BEGIN Data shown

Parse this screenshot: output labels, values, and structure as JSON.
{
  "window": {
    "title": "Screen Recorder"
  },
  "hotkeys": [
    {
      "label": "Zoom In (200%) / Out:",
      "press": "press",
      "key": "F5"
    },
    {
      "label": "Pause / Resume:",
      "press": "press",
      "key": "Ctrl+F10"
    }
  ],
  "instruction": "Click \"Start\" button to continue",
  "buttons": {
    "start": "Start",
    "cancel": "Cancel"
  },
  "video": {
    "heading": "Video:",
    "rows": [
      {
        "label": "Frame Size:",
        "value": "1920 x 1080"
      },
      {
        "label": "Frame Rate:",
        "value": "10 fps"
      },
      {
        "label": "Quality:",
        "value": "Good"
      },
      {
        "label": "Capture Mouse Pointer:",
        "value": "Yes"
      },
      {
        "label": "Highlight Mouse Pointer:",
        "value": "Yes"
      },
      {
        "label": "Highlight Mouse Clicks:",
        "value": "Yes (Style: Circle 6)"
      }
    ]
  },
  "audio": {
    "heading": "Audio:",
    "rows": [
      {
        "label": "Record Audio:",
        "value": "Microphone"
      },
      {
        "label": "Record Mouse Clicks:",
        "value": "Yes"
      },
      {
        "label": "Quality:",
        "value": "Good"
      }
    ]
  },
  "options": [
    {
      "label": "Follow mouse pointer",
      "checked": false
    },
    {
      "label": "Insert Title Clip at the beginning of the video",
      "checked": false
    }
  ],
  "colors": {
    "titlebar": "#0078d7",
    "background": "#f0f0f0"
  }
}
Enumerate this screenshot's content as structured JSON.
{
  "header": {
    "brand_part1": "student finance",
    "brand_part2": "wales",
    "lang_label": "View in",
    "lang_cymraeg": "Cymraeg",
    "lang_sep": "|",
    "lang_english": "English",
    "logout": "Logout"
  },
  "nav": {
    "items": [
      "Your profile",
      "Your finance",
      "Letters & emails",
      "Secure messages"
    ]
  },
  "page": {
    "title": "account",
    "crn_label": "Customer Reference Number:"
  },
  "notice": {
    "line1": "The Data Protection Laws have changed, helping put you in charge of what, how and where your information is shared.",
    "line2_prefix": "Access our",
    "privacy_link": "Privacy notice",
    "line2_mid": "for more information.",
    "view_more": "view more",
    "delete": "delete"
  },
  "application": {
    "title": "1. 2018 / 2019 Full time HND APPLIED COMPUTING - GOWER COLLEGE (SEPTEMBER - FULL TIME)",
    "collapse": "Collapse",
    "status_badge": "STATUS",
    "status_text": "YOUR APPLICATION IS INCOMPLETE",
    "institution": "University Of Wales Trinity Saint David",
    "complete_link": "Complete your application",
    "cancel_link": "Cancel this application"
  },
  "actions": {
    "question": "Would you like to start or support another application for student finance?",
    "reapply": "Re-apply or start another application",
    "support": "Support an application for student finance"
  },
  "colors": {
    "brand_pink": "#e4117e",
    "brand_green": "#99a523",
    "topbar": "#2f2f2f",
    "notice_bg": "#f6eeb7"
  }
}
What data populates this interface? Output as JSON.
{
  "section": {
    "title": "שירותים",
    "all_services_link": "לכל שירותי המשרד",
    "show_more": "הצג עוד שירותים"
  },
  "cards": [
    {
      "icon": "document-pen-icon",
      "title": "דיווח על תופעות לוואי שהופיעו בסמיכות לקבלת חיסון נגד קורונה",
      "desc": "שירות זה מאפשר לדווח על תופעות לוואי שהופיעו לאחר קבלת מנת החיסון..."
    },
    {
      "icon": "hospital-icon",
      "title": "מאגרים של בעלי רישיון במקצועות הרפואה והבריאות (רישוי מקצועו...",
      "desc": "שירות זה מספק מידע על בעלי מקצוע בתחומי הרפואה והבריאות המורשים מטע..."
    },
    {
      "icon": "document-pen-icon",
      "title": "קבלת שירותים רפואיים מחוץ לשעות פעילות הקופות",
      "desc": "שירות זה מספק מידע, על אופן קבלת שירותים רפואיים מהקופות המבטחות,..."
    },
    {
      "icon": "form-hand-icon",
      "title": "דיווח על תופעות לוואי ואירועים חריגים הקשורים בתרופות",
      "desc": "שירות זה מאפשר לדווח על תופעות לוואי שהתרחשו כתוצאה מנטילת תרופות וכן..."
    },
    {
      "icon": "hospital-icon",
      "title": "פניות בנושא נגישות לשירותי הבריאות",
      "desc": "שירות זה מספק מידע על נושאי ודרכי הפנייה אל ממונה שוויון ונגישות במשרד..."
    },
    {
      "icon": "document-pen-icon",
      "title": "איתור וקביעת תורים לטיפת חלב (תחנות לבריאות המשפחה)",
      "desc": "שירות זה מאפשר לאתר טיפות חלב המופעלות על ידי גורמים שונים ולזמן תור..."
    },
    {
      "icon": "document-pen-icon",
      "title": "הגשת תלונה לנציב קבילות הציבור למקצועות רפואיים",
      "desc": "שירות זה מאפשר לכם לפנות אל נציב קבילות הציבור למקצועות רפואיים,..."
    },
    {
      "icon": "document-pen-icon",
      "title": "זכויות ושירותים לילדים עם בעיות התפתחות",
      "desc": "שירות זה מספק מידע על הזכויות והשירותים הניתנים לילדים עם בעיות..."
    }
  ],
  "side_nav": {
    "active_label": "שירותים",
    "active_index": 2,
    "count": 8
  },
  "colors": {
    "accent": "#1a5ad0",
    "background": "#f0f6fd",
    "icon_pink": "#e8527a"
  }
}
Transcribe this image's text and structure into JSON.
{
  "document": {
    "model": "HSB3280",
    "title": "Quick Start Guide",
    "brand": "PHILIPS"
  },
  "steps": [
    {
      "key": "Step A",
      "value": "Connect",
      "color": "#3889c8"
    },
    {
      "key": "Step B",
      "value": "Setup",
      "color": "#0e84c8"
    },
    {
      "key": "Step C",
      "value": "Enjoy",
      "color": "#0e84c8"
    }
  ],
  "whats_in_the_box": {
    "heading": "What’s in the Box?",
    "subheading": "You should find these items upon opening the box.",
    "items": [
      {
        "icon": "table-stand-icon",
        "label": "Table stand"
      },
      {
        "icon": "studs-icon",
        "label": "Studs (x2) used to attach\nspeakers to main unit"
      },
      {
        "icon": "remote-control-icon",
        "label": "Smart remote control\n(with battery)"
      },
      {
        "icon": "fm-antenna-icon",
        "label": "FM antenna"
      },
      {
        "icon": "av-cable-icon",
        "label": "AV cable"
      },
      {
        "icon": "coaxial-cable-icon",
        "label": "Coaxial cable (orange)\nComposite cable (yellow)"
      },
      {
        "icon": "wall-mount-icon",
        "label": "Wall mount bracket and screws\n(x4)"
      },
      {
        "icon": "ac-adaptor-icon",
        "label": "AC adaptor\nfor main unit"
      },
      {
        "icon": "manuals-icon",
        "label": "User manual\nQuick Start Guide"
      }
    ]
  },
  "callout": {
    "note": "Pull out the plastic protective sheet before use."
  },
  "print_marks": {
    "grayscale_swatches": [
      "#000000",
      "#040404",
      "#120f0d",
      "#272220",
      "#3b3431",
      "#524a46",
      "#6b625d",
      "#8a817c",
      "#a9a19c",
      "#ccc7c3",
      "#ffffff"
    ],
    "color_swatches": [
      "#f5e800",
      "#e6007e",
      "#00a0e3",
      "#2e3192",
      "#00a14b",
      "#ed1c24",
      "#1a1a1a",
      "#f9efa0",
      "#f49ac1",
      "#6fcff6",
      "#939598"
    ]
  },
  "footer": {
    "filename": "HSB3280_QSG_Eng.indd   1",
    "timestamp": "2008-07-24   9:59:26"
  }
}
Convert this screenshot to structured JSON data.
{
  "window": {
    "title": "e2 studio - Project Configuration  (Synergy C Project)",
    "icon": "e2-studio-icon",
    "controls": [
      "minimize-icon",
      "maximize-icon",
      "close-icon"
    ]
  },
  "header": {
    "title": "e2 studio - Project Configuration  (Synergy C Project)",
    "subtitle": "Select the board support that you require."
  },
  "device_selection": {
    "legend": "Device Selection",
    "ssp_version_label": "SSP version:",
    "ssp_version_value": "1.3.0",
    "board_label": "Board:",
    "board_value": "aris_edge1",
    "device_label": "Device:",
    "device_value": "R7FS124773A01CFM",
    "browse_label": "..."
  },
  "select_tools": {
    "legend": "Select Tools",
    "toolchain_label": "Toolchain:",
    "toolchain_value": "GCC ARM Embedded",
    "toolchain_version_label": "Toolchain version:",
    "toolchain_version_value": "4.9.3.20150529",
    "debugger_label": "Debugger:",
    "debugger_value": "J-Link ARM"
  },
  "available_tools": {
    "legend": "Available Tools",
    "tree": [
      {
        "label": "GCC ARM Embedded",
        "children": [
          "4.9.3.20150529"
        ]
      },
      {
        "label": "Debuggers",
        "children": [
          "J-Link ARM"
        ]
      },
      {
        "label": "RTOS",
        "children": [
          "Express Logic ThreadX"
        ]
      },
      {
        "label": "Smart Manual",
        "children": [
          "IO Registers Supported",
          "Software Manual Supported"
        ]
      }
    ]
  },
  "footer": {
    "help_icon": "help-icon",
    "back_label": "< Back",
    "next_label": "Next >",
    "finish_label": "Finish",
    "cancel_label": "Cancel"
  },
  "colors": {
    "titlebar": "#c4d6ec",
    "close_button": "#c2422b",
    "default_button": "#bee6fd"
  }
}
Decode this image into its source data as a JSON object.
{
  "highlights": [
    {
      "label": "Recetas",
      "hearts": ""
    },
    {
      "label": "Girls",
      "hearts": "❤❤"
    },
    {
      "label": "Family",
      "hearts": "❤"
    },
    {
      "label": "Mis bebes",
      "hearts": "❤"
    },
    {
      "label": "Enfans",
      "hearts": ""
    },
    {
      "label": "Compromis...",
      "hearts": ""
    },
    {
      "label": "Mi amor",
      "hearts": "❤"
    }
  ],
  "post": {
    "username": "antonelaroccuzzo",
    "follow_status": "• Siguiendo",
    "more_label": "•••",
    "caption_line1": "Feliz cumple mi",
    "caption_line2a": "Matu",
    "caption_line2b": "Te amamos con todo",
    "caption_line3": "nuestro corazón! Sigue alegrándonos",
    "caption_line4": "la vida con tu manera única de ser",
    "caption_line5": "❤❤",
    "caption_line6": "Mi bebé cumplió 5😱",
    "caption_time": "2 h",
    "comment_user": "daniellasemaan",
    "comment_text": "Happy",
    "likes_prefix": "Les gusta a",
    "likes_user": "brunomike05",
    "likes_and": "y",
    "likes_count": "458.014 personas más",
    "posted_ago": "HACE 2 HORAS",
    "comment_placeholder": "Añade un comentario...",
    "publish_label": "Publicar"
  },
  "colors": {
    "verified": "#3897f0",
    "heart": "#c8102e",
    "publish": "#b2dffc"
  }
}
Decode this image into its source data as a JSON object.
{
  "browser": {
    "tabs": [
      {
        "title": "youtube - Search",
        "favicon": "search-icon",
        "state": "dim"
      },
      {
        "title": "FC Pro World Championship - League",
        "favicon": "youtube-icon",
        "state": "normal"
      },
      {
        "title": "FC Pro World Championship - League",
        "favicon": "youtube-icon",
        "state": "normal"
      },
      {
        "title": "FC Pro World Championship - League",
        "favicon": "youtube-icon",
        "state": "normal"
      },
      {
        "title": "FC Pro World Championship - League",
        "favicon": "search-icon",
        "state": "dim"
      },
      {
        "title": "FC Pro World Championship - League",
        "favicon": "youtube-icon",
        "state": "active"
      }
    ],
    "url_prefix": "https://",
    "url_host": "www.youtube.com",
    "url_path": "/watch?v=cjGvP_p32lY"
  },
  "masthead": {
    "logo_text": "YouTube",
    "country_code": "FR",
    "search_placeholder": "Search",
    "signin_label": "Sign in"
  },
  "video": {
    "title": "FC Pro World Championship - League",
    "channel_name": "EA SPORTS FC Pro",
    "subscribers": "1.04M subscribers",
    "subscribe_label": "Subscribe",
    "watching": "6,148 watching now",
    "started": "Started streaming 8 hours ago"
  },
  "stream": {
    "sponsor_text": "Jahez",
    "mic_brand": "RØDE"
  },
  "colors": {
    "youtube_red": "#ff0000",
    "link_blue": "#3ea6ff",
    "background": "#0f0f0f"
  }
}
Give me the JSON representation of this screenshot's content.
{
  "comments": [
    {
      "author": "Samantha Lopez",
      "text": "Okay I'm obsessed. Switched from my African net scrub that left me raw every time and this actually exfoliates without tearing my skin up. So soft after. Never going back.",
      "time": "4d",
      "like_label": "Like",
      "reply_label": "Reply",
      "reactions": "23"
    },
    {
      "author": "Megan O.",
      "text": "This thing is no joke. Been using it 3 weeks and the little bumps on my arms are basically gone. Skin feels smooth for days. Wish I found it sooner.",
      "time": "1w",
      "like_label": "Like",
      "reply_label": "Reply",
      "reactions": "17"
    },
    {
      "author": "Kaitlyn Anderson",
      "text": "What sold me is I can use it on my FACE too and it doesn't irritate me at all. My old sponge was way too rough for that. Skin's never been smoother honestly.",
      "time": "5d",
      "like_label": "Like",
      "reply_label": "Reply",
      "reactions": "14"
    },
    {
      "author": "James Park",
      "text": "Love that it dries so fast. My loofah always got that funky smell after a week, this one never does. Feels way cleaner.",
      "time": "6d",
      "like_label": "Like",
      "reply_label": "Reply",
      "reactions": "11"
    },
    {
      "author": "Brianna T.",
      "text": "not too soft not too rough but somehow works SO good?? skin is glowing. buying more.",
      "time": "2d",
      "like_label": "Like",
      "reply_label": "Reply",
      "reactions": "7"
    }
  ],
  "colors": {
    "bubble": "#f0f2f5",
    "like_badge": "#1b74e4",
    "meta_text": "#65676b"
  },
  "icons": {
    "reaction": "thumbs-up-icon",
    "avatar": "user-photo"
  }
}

END Data shown

**Aim:**
Using the records above, say how many lines include the string "rough". Only the number is wanted.

**Solution to this problem:**
2